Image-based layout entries

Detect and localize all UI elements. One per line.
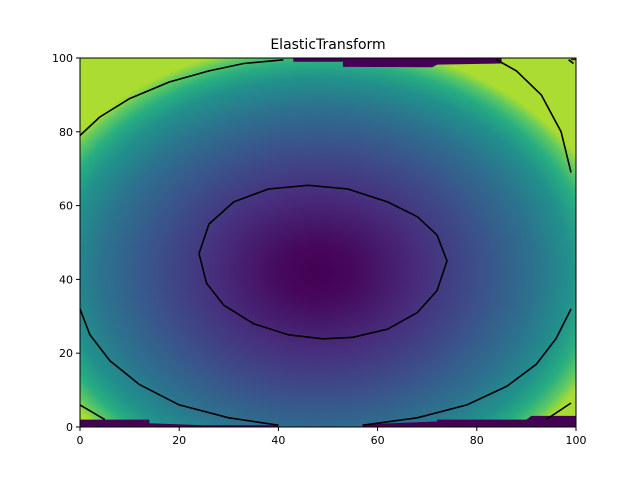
heatmap-image (80, 58, 576, 427)
contour-corner-bottom-right (545, 402, 572, 421)
contour-outer-bottom-right (362, 308, 572, 426)
x-tick-label: 100 (566, 434, 587, 447)
y-tick-label: 100 (52, 52, 73, 65)
y-tick-label: 0 (66, 421, 73, 434)
y-tick-label: 80 (59, 126, 73, 139)
y-tick-label: 20 (59, 347, 73, 360)
contour-outer-bottom-left (79, 308, 279, 426)
artifact-region-top-middle (293, 58, 502, 68)
axes-frame (79, 57, 577, 428)
artifact-region-bottom-right (362, 415, 576, 427)
x-tick-label: 0 (77, 434, 84, 447)
contour-corner-top-right (568, 59, 574, 65)
contour-outer-top-right (496, 59, 572, 173)
artifact-region-top-sliver (571, 58, 576, 61)
x-tick-label: 80 (470, 434, 484, 447)
contour-outer-top (79, 59, 284, 137)
chart-title: ElasticTransform (270, 37, 385, 53)
x-tick-label: 60 (371, 434, 385, 447)
y-tick-label: 60 (59, 200, 73, 213)
x-tick-label: 20 (172, 434, 186, 447)
artifact-region-bottom-left (80, 419, 279, 427)
y-axis: 0 20 40 60 80 100 (52, 52, 80, 434)
contour-inner (198, 184, 448, 340)
chart-marks (79, 58, 576, 427)
y-tick-label: 40 (59, 273, 73, 286)
x-tick-label: 40 (271, 434, 285, 447)
x-axis: 0 20 40 60 80 100 (77, 427, 587, 447)
contour-corner-bottom-left (79, 404, 106, 421)
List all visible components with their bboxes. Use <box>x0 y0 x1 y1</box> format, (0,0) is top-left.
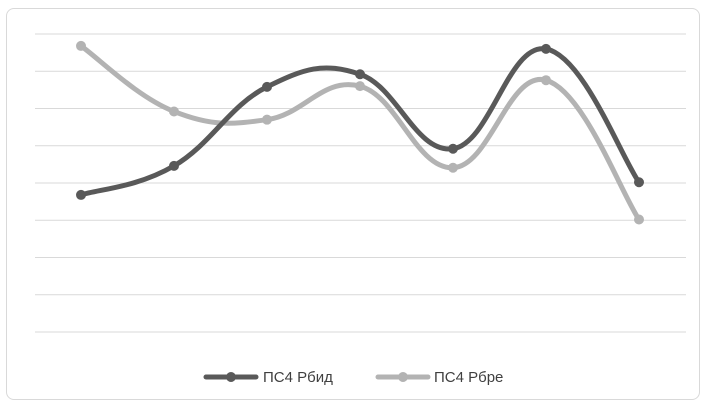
series-1 <box>76 43 644 200</box>
data-point <box>169 106 179 117</box>
data-point <box>448 143 458 154</box>
series-2 <box>76 40 644 225</box>
legend-label-series-1: ПС4 Рбид <box>263 369 333 386</box>
data-point <box>262 114 272 125</box>
legend-label-series-2: ПС4 Рбре <box>434 369 503 386</box>
data-point <box>541 75 551 86</box>
series-line <box>78 46 642 198</box>
data-point <box>169 160 179 171</box>
data-point <box>262 81 272 92</box>
series-lines <box>76 40 644 225</box>
data-point <box>448 162 458 173</box>
legend: ПС4 Рбид ПС4 Рбре <box>203 369 503 386</box>
data-point <box>355 81 365 92</box>
data-point <box>76 40 86 51</box>
legend-marker-series-2 <box>398 372 408 382</box>
legend-marker-series-1 <box>226 372 236 382</box>
data-point <box>634 177 644 188</box>
data-point <box>355 69 365 80</box>
data-point <box>541 43 551 54</box>
data-point <box>76 189 86 200</box>
data-point <box>634 214 644 225</box>
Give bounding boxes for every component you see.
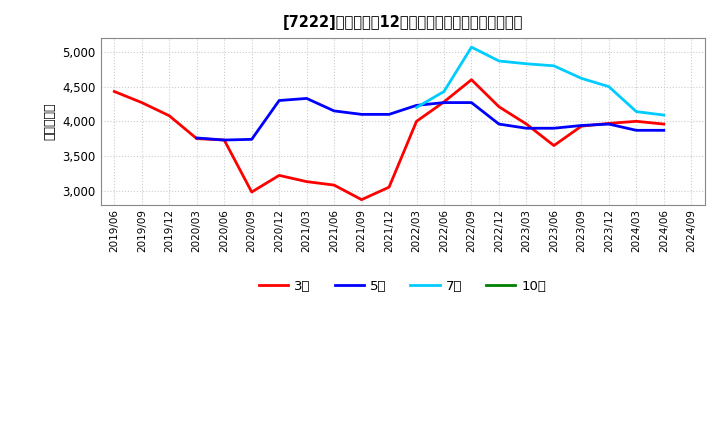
7年 (632, 109, 641, 114)
3年 (577, 124, 585, 129)
5年 (357, 112, 366, 117)
5年 (384, 112, 393, 117)
5年 (467, 100, 476, 105)
Line: 5年: 5年 (197, 99, 664, 140)
3年 (440, 99, 449, 105)
5年 (495, 121, 503, 127)
7年 (522, 61, 531, 66)
5年 (275, 98, 284, 103)
Y-axis label: （百万円）: （百万円） (44, 103, 57, 140)
7年 (467, 44, 476, 50)
7年 (605, 84, 613, 89)
3年 (138, 100, 146, 105)
3年 (220, 137, 228, 143)
3年 (330, 183, 338, 188)
5年 (248, 137, 256, 142)
Line: 3年: 3年 (114, 80, 664, 200)
5年 (577, 123, 585, 128)
3年 (165, 113, 174, 118)
3年 (467, 77, 476, 82)
7年 (413, 105, 421, 110)
5年 (302, 96, 311, 101)
3年 (495, 104, 503, 110)
5年 (660, 128, 668, 133)
3年 (605, 121, 613, 126)
3年 (192, 136, 201, 141)
Line: 7年: 7年 (417, 47, 664, 115)
5年 (632, 128, 641, 133)
3年 (302, 179, 311, 184)
3年 (110, 89, 119, 94)
Title: [7222]　経常利益12か月移動合計の標準偏差の推移: [7222] 経常利益12か月移動合計の標準偏差の推移 (283, 15, 523, 30)
5年 (330, 108, 338, 114)
3年 (413, 119, 421, 124)
3年 (549, 143, 558, 148)
5年 (549, 125, 558, 131)
7年 (549, 63, 558, 69)
3年 (660, 121, 668, 127)
5年 (605, 121, 613, 127)
3年 (248, 189, 256, 194)
Legend: 3年, 5年, 7年, 10年: 3年, 5年, 7年, 10年 (253, 274, 552, 298)
5年 (522, 125, 531, 131)
3年 (522, 121, 531, 127)
5年 (192, 136, 201, 141)
5年 (440, 100, 449, 105)
3年 (632, 119, 641, 124)
7年 (495, 59, 503, 64)
7年 (660, 113, 668, 118)
3年 (384, 184, 393, 190)
5年 (413, 103, 421, 108)
7年 (577, 76, 585, 81)
3年 (275, 173, 284, 178)
7年 (440, 89, 449, 94)
3年 (357, 197, 366, 202)
5年 (220, 137, 228, 143)
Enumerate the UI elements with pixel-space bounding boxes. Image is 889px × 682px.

• [To do]:
Copy out the lines in the records above, from the line containing "7年 (632, 109, 641, 114)" through the line containing "3年 (192, 136, 201, 141)", with both of those lines included.

• [Written answer]:
7年 (632, 109, 641, 114)
3年 (577, 124, 585, 129)
5年 (357, 112, 366, 117)
5年 (384, 112, 393, 117)
5年 (467, 100, 476, 105)
Line: 5年: 5年 (197, 99, 664, 140)
3年 (440, 99, 449, 105)
5年 (495, 121, 503, 127)
7年 (522, 61, 531, 66)
5年 (275, 98, 284, 103)
Y-axis label: （百万円）: （百万円） (44, 103, 57, 140)
7年 (467, 44, 476, 50)
7年 (605, 84, 613, 89)
3年 (138, 100, 146, 105)
3年 (220, 137, 228, 143)
3年 (330, 183, 338, 188)
5年 (248, 137, 256, 142)
Line: 3年: 3年 (114, 80, 664, 200)
5年 (577, 123, 585, 128)
3年 (165, 113, 174, 118)
3年 (467, 77, 476, 82)
7年 (413, 105, 421, 110)
5年 (302, 96, 311, 101)
3年 (495, 104, 503, 110)
5年 (660, 128, 668, 133)
3年 (605, 121, 613, 126)
3年 (192, 136, 201, 141)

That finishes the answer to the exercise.